■ EXERCISE DESCRIPTION ■
Leave out the pictures and copy everything else below exactly.

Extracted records
╭──

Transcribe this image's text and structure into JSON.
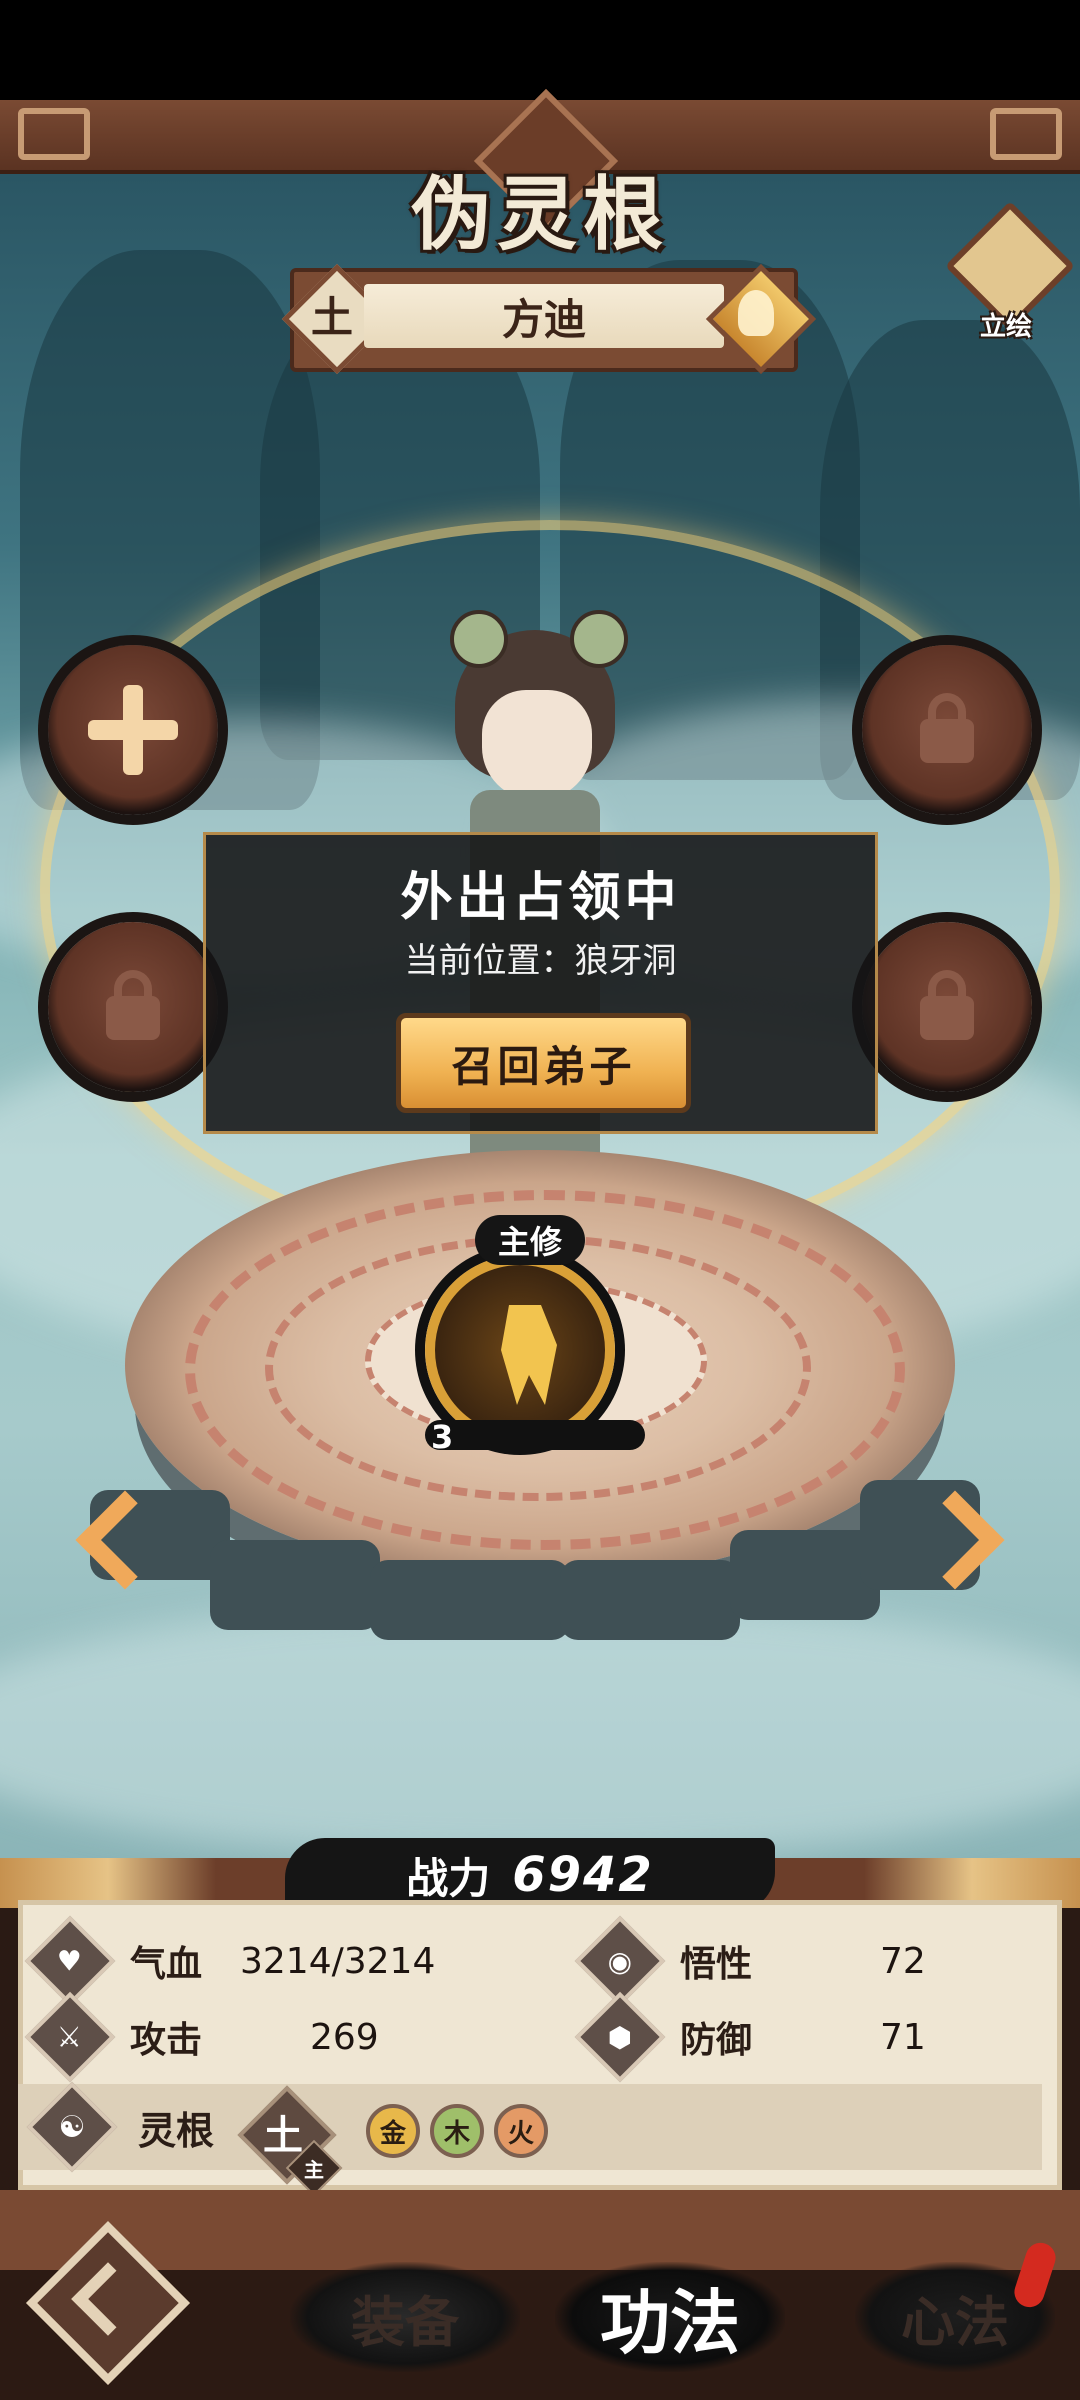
{
  "header": {
    "title": "伪灵根",
    "element": "土",
    "disciple_name": "方迪",
    "portrait_label": "立绘"
  },
  "status_overlay": {
    "title": "外出占领中",
    "location": "当前位置：狼牙洞",
    "recall_button": "召回弟子"
  },
  "main_skill": {
    "tag": "主修",
    "level": "3"
  },
  "power": {
    "label": "战力",
    "value": "6942"
  },
  "stats": {
    "hp_label": "气血",
    "hp_value": "3214/3214",
    "comprehension_label": "悟性",
    "comprehension_value": "72",
    "attack_label": "攻击",
    "attack_value": "269",
    "defense_label": "防御",
    "defense_value": "71"
  },
  "spirit_root": {
    "label": "灵根",
    "main": "土",
    "main_tag": "主",
    "others": [
      "金",
      "木",
      "火"
    ]
  },
  "nav": {
    "equip": "装备",
    "skill": "功法",
    "mind": "心法"
  },
  "icons": {
    "hp": "heart-icon",
    "comprehension": "eye-icon",
    "attack": "sword-icon",
    "defense": "shield-icon",
    "spirit_root": "yin-yang-icon"
  },
  "colors": {
    "accent_gold": "#f0b252",
    "panel_cream": "#efe6d3",
    "frame_brown": "#7a4a33"
  }
}
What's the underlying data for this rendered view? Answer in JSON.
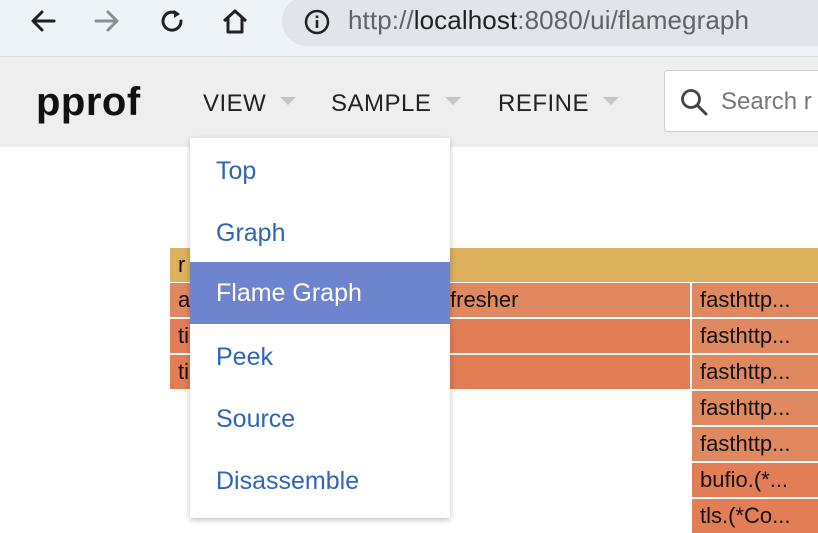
{
  "browser": {
    "url_scheme": "http://",
    "url_host": "localhost",
    "url_rest": ":8080/ui/flamegraph"
  },
  "header": {
    "brand": "pprof",
    "menus": [
      {
        "label": "VIEW"
      },
      {
        "label": "SAMPLE"
      },
      {
        "label": "REFINE"
      }
    ],
    "search_placeholder": "Search r"
  },
  "flamegraph": {
    "rows": [
      {
        "left": "r"
      },
      {
        "left": "a",
        "middle": "fresher",
        "right": "fasthttp..."
      },
      {
        "left": "ti",
        "right": "fasthttp..."
      },
      {
        "left": "ti",
        "right": "fasthttp..."
      },
      {
        "right": "fasthttp..."
      },
      {
        "right": "fasthttp..."
      },
      {
        "right": "bufio.(*..."
      },
      {
        "right": "tls.(*Co..."
      }
    ]
  },
  "view_menu": {
    "items": [
      "Top",
      "Graph",
      "Flame Graph",
      "Peek",
      "Source",
      "Disassemble"
    ],
    "selected": "Flame Graph"
  },
  "colors": {
    "root": "#dcb05c",
    "frame": "#e0885f",
    "selected_bg": "#6e84cf",
    "link": "#2f64b7"
  }
}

╰──

■ SOLUTION TO THE PROBLEM ■
Transcribe this image's text and structure into JSON.
{
  "header": {
    "title": "伪灵根",
    "element": "土",
    "disciple_name": "方迪",
    "portrait_label": "立绘"
  },
  "status_overlay": {
    "title": "外出占领中",
    "location": "当前位置：狼牙洞",
    "recall_button": "召回弟子"
  },
  "main_skill": {
    "tag": "主修",
    "level": "3"
  },
  "power": {
    "label": "战力",
    "value": "6942"
  },
  "stats": {
    "hp_label": "气血",
    "hp_value": "3214/3214",
    "comprehension_label": "悟性",
    "comprehension_value": "72",
    "attack_label": "攻击",
    "attack_value": "269",
    "defense_label": "防御",
    "defense_value": "71"
  },
  "spirit_root": {
    "label": "灵根",
    "main": "土",
    "main_tag": "主",
    "others": [
      "金",
      "木",
      "火"
    ]
  },
  "nav": {
    "equip": "装备",
    "skill": "功法",
    "mind": "心法"
  },
  "icons": {
    "hp": "heart-icon",
    "comprehension": "eye-icon",
    "attack": "sword-icon",
    "defense": "shield-icon",
    "spirit_root": "yin-yang-icon"
  },
  "colors": {
    "accent_gold": "#f0b252",
    "panel_cream": "#efe6d3",
    "frame_brown": "#7a4a33"
  }
}
What's the underlying data for this rendered view? Answer in JSON.
{
  "browser": {
    "url_scheme": "http://",
    "url_host": "localhost",
    "url_rest": ":8080/ui/flamegraph"
  },
  "header": {
    "brand": "pprof",
    "menus": [
      {
        "label": "VIEW"
      },
      {
        "label": "SAMPLE"
      },
      {
        "label": "REFINE"
      }
    ],
    "search_placeholder": "Search r"
  },
  "flamegraph": {
    "rows": [
      {
        "left": "r"
      },
      {
        "left": "a",
        "middle": "fresher",
        "right": "fasthttp..."
      },
      {
        "left": "ti",
        "right": "fasthttp..."
      },
      {
        "left": "ti",
        "right": "fasthttp..."
      },
      {
        "right": "fasthttp..."
      },
      {
        "right": "fasthttp..."
      },
      {
        "right": "bufio.(*..."
      },
      {
        "right": "tls.(*Co..."
      }
    ]
  },
  "view_menu": {
    "items": [
      "Top",
      "Graph",
      "Flame Graph",
      "Peek",
      "Source",
      "Disassemble"
    ],
    "selected": "Flame Graph"
  },
  "colors": {
    "root": "#dcb05c",
    "frame": "#e0885f",
    "selected_bg": "#6e84cf",
    "link": "#2f64b7"
  }
}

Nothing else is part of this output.